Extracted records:
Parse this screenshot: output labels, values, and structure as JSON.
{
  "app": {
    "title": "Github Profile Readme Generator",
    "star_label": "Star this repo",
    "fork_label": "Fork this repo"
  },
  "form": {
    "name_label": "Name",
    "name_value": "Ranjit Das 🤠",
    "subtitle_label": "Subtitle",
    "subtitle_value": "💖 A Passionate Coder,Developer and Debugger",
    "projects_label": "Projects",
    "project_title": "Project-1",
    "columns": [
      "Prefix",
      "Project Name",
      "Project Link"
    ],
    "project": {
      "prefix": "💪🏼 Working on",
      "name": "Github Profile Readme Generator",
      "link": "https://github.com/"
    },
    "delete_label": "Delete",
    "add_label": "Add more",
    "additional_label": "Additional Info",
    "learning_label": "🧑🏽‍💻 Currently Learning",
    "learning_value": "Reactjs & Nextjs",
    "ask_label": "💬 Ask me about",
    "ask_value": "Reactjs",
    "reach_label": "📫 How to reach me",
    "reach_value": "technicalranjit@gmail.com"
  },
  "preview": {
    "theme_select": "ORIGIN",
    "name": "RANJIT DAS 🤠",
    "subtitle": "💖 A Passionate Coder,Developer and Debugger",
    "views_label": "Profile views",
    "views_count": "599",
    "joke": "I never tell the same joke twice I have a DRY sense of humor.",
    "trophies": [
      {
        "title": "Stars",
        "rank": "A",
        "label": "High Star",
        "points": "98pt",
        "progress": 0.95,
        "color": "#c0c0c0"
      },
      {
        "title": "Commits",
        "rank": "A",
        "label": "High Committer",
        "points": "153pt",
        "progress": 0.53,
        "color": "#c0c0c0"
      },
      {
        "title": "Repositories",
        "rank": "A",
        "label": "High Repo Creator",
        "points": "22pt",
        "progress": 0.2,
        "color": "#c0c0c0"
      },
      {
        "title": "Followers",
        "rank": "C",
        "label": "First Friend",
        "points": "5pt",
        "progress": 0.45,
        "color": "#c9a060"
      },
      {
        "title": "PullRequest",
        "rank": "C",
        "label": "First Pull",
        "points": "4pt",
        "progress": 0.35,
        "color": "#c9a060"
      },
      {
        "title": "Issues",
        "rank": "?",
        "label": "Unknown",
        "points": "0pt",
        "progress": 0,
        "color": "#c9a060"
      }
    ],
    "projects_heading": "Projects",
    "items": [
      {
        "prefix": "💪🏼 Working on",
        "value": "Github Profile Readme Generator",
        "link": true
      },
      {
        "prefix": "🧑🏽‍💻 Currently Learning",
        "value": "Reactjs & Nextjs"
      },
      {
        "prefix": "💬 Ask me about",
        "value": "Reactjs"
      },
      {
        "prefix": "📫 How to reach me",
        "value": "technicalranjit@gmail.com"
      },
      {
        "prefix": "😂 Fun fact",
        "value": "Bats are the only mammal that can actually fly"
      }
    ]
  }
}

BRIEF — State the number of lines in this listing that contain the string "Reactjs", and add nothing else.

SOLUTION — 4